* BEGIN DATA IN THIS EXERCISE *

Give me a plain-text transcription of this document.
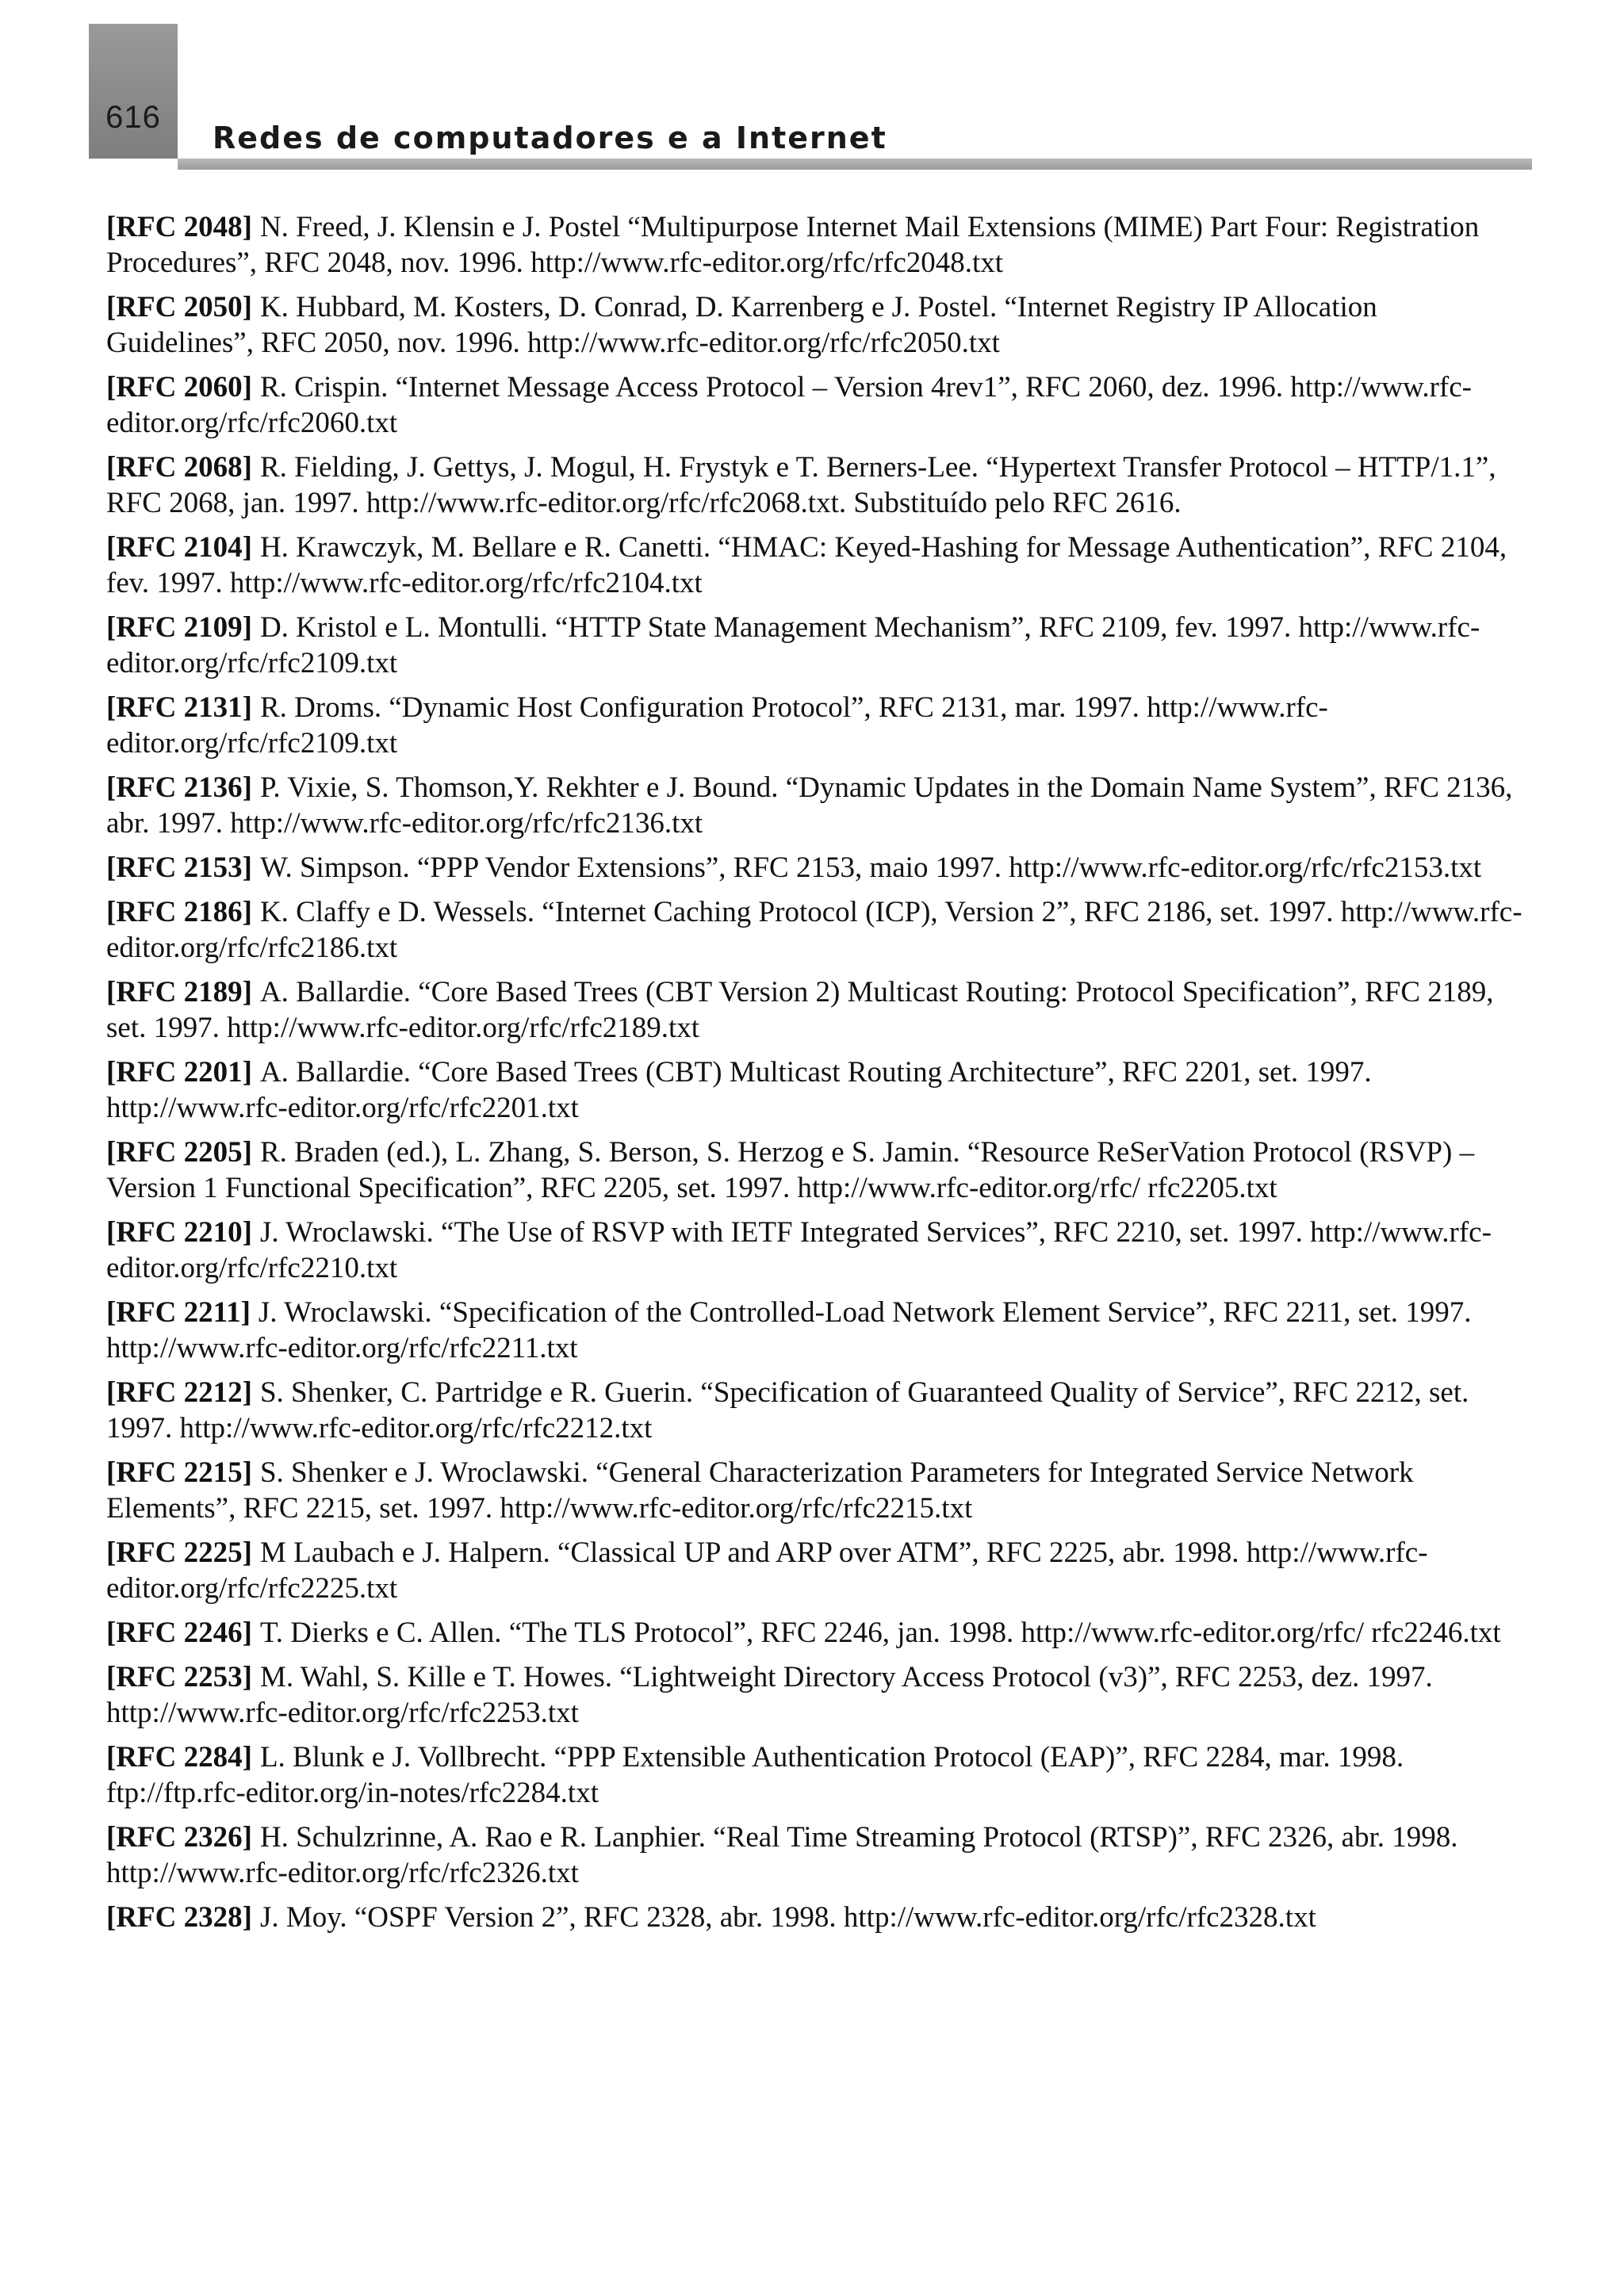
616
Redes de computadores e a Internet
[RFC 2048] N. Freed, J. Klensin e J. Postel “Multipurpose Internet Mail Extensions (MIME) Part Four: Registration Procedures”, RFC 2048, nov. 1996. http://www.rfc-editor.org/rfc/rfc2048.txt
[RFC 2050] K. Hubbard, M. Kosters, D. Conrad, D. Karrenberg e J. Postel. “Internet Registry IP Allocation Guidelines”, RFC 2050, nov. 1996. http://www.rfc-editor.org/rfc/rfc2050.txt
[RFC 2060] R. Crispin. “Internet Message Access Protocol – Version 4rev1”, RFC 2060, dez. 1996. http://www.rfc-editor.org/rfc/rfc2060.txt
[RFC 2068] R. Fielding, J. Gettys, J. Mogul, H. Frystyk e T. Berners-Lee. “Hypertext Transfer Protocol – HTTP/1.1”, RFC 2068, jan. 1997. http://www.rfc-editor.org/rfc/rfc2068.txt. Substituído pelo RFC 2616.
[RFC 2104] H. Krawczyk, M. Bellare e R. Canetti. “HMAC: Keyed-Hashing for Message Authentication”, RFC 2104, fev. 1997. http://www.rfc-editor.org/rfc/rfc2104.txt
[RFC 2109] D. Kristol e L. Montulli. “HTTP State Management Mechanism”, RFC 2109, fev. 1997. http://www.rfc-editor.org/rfc/rfc2109.txt
[RFC 2131] R. Droms. “Dynamic Host Configuration Protocol”, RFC 2131, mar. 1997. http://www.rfc-editor.org/rfc/rfc2109.txt
[RFC 2136] P. Vixie, S. Thomson,Y. Rekhter e J. Bound. “Dynamic Updates in the Domain Name System”, RFC 2136, abr. 1997. http://www.rfc-editor.org/rfc/rfc2136.txt
[RFC 2153] W. Simpson. “PPP Vendor Extensions”, RFC 2153, maio 1997. http://www.rfc-editor.org/rfc/rfc2153.txt
[RFC 2186] K. Claffy e D. Wessels. “Internet Caching Protocol (ICP), Version 2”, RFC 2186, set. 1997. http://www.rfc-editor.org/rfc/rfc2186.txt
[RFC 2189] A. Ballardie. “Core Based Trees (CBT Version 2) Multicast Routing: Protocol Specification”, RFC 2189, set. 1997. http://www.rfc-editor.org/rfc/rfc2189.txt
[RFC 2201] A. Ballardie. “Core Based Trees (CBT) Multicast Routing Architecture”, RFC 2201, set. 1997. http://www.rfc-editor.org/rfc/rfc2201.txt
[RFC 2205] R. Braden (ed.), L. Zhang, S. Berson, S. Herzog e S. Jamin. “Resource ReSerVation Protocol (RSVP) – Version 1 Functional Specification”, RFC 2205, set. 1997. http://www.rfc-editor.org/rfc/ rfc2205.txt
[RFC 2210] J. Wroclawski. “The Use of RSVP with IETF Integrated Services”, RFC 2210, set. 1997. http://www.rfc-editor.org/rfc/rfc2210.txt
[RFC 2211] J. Wroclawski. “Specification of the Controlled-Load Network Element Service”, RFC 2211, set. 1997. http://www.rfc-editor.org/rfc/rfc2211.txt
[RFC 2212] S. Shenker, C. Partridge e R. Guerin. “Specification of Guaranteed Quality of Service”, RFC 2212, set. 1997. http://www.rfc-editor.org/rfc/rfc2212.txt
[RFC 2215] S. Shenker e J. Wroclawski. “General Characterization Parameters for Integrated Service Network Elements”, RFC 2215, set. 1997. http://www.rfc-editor.org/rfc/rfc2215.txt
[RFC 2225] M Laubach e J. Halpern. “Classical UP and ARP over ATM”, RFC 2225, abr. 1998. http://www.rfc-editor.org/rfc/rfc2225.txt
[RFC 2246] T. Dierks e C. Allen. “The TLS Protocol”, RFC 2246, jan. 1998. http://www.rfc-editor.org/rfc/ rfc2246.txt
[RFC 2253] M. Wahl, S. Kille e T. Howes. “Lightweight Directory Access Protocol (v3)”, RFC 2253, dez. 1997. http://www.rfc-editor.org/rfc/rfc2253.txt
[RFC 2284] L. Blunk e J. Vollbrecht. “PPP Extensible Authentication Protocol (EAP)”, RFC 2284, mar. 1998. ftp://ftp.rfc-editor.org/in-notes/rfc2284.txt
[RFC 2326] H. Schulzrinne, A. Rao e R. Lanphier. “Real Time Streaming Protocol (RTSP)”, RFC 2326, abr. 1998. http://www.rfc-editor.org/rfc/rfc2326.txt
[RFC 2328] J. Moy. “OSPF Version 2”, RFC 2328, abr. 1998. http://www.rfc-editor.org/rfc/rfc2328.txt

* END DATA IN THIS EXERCISE *

◆ THE EXERCISE ◆
Leave out the pictures and return every record word for word.

◆ ANSWER TO THE EXERCISE ◆
Give me a plain-text transcription of this document.
616
Redes de computadores e a Internet
[RFC 2048] N. Freed, J. Klensin e J. Postel “Multipurpose Internet Mail Extensions (MIME) Part Four: Registration Procedures”, RFC 2048, nov. 1996. http://www.rfc-editor.org/rfc/rfc2048.txt
[RFC 2050] K. Hubbard, M. Kosters, D. Conrad, D. Karrenberg e J. Postel. “Internet Registry IP Allocation Guidelines”, RFC 2050, nov. 1996. http://www.rfc-editor.org/rfc/rfc2050.txt
[RFC 2060] R. Crispin. “Internet Message Access Protocol – Version 4rev1”, RFC 2060, dez. 1996. http://www.rfc-editor.org/rfc/rfc2060.txt
[RFC 2068] R. Fielding, J. Gettys, J. Mogul, H. Frystyk e T. Berners-Lee. “Hypertext Transfer Protocol – HTTP/1.1”, RFC 2068, jan. 1997. http://www.rfc-editor.org/rfc/rfc2068.txt. Substituído pelo RFC 2616.
[RFC 2104] H. Krawczyk, M. Bellare e R. Canetti. “HMAC: Keyed-Hashing for Message Authentication”, RFC 2104, fev. 1997. http://www.rfc-editor.org/rfc/rfc2104.txt
[RFC 2109] D. Kristol e L. Montulli. “HTTP State Management Mechanism”, RFC 2109, fev. 1997. http://www.rfc-editor.org/rfc/rfc2109.txt
[RFC 2131] R. Droms. “Dynamic Host Configuration Protocol”, RFC 2131, mar. 1997. http://www.rfc-editor.org/rfc/rfc2109.txt
[RFC 2136] P. Vixie, S. Thomson,Y. Rekhter e J. Bound. “Dynamic Updates in the Domain Name System”, RFC 2136, abr. 1997. http://www.rfc-editor.org/rfc/rfc2136.txt
[RFC 2153] W. Simpson. “PPP Vendor Extensions”, RFC 2153, maio 1997. http://www.rfc-editor.org/rfc/rfc2153.txt
[RFC 2186] K. Claffy e D. Wessels. “Internet Caching Protocol (ICP), Version 2”, RFC 2186, set. 1997. http://www.rfc-editor.org/rfc/rfc2186.txt
[RFC 2189] A. Ballardie. “Core Based Trees (CBT Version 2) Multicast Routing: Protocol Specification”, RFC 2189, set. 1997. http://www.rfc-editor.org/rfc/rfc2189.txt
[RFC 2201] A. Ballardie. “Core Based Trees (CBT) Multicast Routing Architecture”, RFC 2201, set. 1997. http://www.rfc-editor.org/rfc/rfc2201.txt
[RFC 2205] R. Braden (ed.), L. Zhang, S. Berson, S. Herzog e S. Jamin. “Resource ReSerVation Protocol (RSVP) – Version 1 Functional Specification”, RFC 2205, set. 1997. http://www.rfc-editor.org/rfc/ rfc2205.txt
[RFC 2210] J. Wroclawski. “The Use of RSVP with IETF Integrated Services”, RFC 2210, set. 1997. http://www.rfc-editor.org/rfc/rfc2210.txt
[RFC 2211] J. Wroclawski. “Specification of the Controlled-Load Network Element Service”, RFC 2211, set. 1997. http://www.rfc-editor.org/rfc/rfc2211.txt
[RFC 2212] S. Shenker, C. Partridge e R. Guerin. “Specification of Guaranteed Quality of Service”, RFC 2212, set. 1997. http://www.rfc-editor.org/rfc/rfc2212.txt
[RFC 2215] S. Shenker e J. Wroclawski. “General Characterization Parameters for Integrated Service Network Elements”, RFC 2215, set. 1997. http://www.rfc-editor.org/rfc/rfc2215.txt
[RFC 2225] M Laubach e J. Halpern. “Classical UP and ARP over ATM”, RFC 2225, abr. 1998. http://www.rfc-editor.org/rfc/rfc2225.txt
[RFC 2246] T. Dierks e C. Allen. “The TLS Protocol”, RFC 2246, jan. 1998. http://www.rfc-editor.org/rfc/ rfc2246.txt
[RFC 2253] M. Wahl, S. Kille e T. Howes. “Lightweight Directory Access Protocol (v3)”, RFC 2253, dez. 1997. http://www.rfc-editor.org/rfc/rfc2253.txt
[RFC 2284] L. Blunk e J. Vollbrecht. “PPP Extensible Authentication Protocol (EAP)”, RFC 2284, mar. 1998. ftp://ftp.rfc-editor.org/in-notes/rfc2284.txt
[RFC 2326] H. Schulzrinne, A. Rao e R. Lanphier. “Real Time Streaming Protocol (RTSP)”, RFC 2326, abr. 1998. http://www.rfc-editor.org/rfc/rfc2326.txt
[RFC 2328] J. Moy. “OSPF Version 2”, RFC 2328, abr. 1998. http://www.rfc-editor.org/rfc/rfc2328.txt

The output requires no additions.